*Task prompt:* Find and return each line containing "developments".

▼

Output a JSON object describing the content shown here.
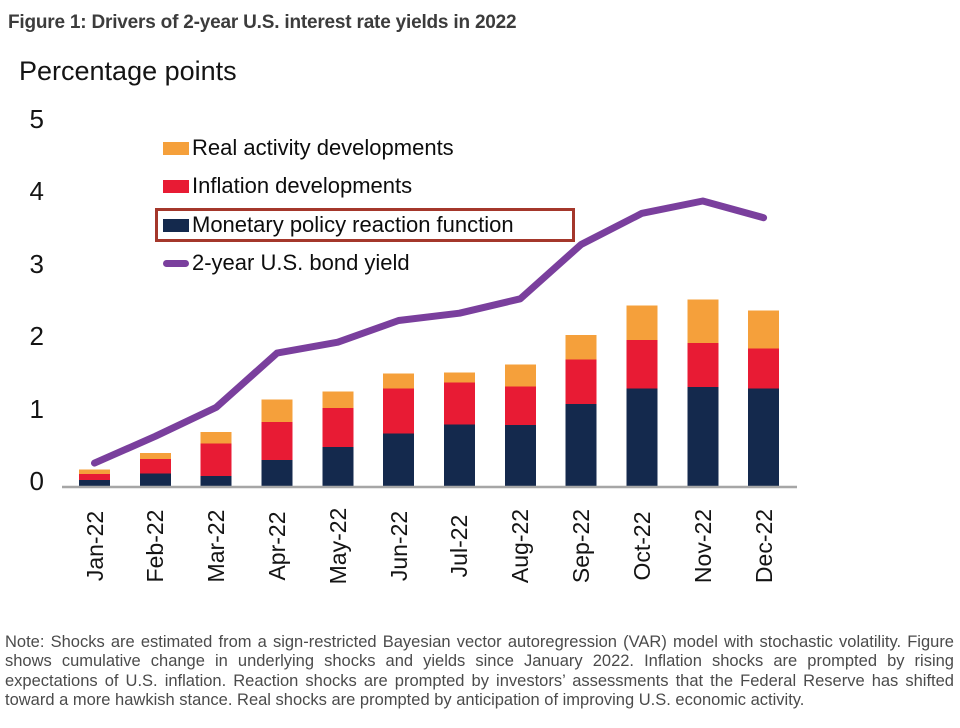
{
  "figure": {
    "title": "Figure 1: Drivers of 2-year U.S. interest rate yields in 2022",
    "note": "Note: Shocks are estimated from a sign-restricted Bayesian vector autoregression (VAR) model with stochastic volatility. Figure shows cumulative change in underlying shocks and yields since January 2022. Inflation shocks are prompted by rising expectations of U.S. inflation. Reaction shocks are prompted by investors’ assessments that the Federal Reserve has shifted toward a more hawkish stance. Real shocks are prompted by anticipation of improving U.S. economic activity."
  },
  "chart_data": {
    "type": "bar",
    "subtype": "stacked-bar-with-line",
    "title": "Figure 1: Drivers of 2-year U.S. interest rate yields in 2022",
    "xlabel": "",
    "ylabel": "Percentage points",
    "ylim": [
      0,
      5
    ],
    "yticks": [
      0,
      1,
      2,
      3,
      4,
      5
    ],
    "grid": false,
    "legend_position": "top-left-inside",
    "categories": [
      "Jan-22",
      "Feb-22",
      "Mar-22",
      "Apr-22",
      "May-22",
      "Jun-22",
      "Jul-22",
      "Aug-22",
      "Sep-22",
      "Oct-22",
      "Nov-22",
      "Dec-22"
    ],
    "series": [
      {
        "name": "Monetary policy reaction function",
        "type": "bar",
        "color": "#14294d",
        "values": [
          0.1,
          0.19,
          0.15,
          0.37,
          0.55,
          0.74,
          0.86,
          0.86,
          1.15,
          1.36,
          1.38,
          1.36
        ]
      },
      {
        "name": "Inflation developments",
        "type": "bar",
        "color": "#e81b34",
        "values": [
          0.08,
          0.2,
          0.45,
          0.53,
          0.54,
          0.62,
          0.58,
          0.53,
          0.61,
          0.67,
          0.61,
          0.55
        ]
      },
      {
        "name": "Real activity developments",
        "type": "bar",
        "color": "#f5a03b",
        "values": [
          0.06,
          0.08,
          0.16,
          0.31,
          0.23,
          0.21,
          0.14,
          0.3,
          0.34,
          0.48,
          0.6,
          0.53
        ]
      },
      {
        "name": "2-year U.S. bond yield",
        "type": "line",
        "color": "#7a3f9d",
        "values": [
          0.33,
          0.7,
          1.1,
          1.85,
          2.0,
          2.3,
          2.4,
          2.6,
          3.35,
          3.78,
          3.95,
          3.72
        ]
      }
    ],
    "legend_highlighted_item": "Monetary policy reaction function"
  },
  "colors": {
    "axis_line": "#a6a6a6",
    "legend_highlight_border": "#a4372b",
    "title_text": "#3c3c3c",
    "note_text": "#4b4b4b"
  }
}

▲

*Solution for this task:*
        "name": "Inflation developments",
        "name": "Real activity developments",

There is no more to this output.